- _MATERIAL FOR THIS EXERCISE_:
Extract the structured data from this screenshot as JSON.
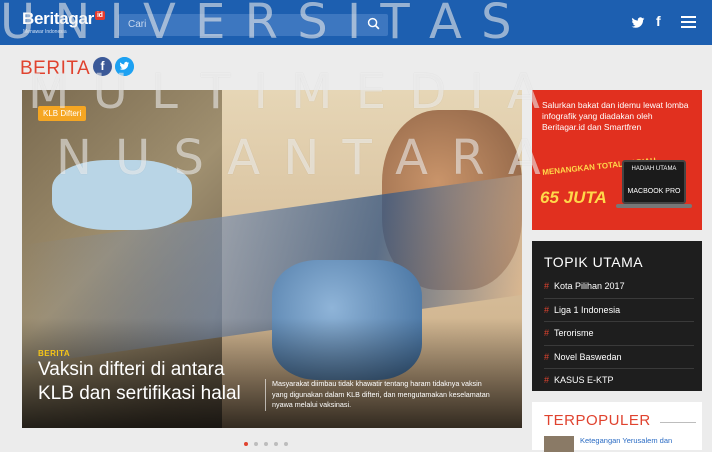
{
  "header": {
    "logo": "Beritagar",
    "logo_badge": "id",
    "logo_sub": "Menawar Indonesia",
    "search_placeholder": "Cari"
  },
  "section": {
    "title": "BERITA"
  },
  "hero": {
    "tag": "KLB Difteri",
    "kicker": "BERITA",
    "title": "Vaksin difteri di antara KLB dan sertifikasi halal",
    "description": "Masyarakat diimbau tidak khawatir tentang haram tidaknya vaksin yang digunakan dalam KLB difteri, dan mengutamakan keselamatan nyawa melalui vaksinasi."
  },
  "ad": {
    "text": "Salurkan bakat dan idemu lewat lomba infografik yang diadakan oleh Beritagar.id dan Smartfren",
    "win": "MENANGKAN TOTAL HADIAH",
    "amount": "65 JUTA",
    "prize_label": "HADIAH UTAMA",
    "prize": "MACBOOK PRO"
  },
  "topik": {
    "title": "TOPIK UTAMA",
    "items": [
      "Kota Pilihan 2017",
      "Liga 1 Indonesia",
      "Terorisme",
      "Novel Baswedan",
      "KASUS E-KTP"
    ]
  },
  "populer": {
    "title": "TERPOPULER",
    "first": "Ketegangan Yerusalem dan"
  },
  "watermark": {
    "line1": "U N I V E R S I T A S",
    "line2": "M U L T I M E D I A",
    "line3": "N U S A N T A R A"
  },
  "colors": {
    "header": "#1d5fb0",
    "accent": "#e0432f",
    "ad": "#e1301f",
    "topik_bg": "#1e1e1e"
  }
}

- _TASK GOAL_:
Using the listing above, pick out each line that contains the word "Indonesia", then copy it.

- _EXERCISE RESULT_:
    "logo_sub": "Menawar Indonesia",
      "Liga 1 Indonesia",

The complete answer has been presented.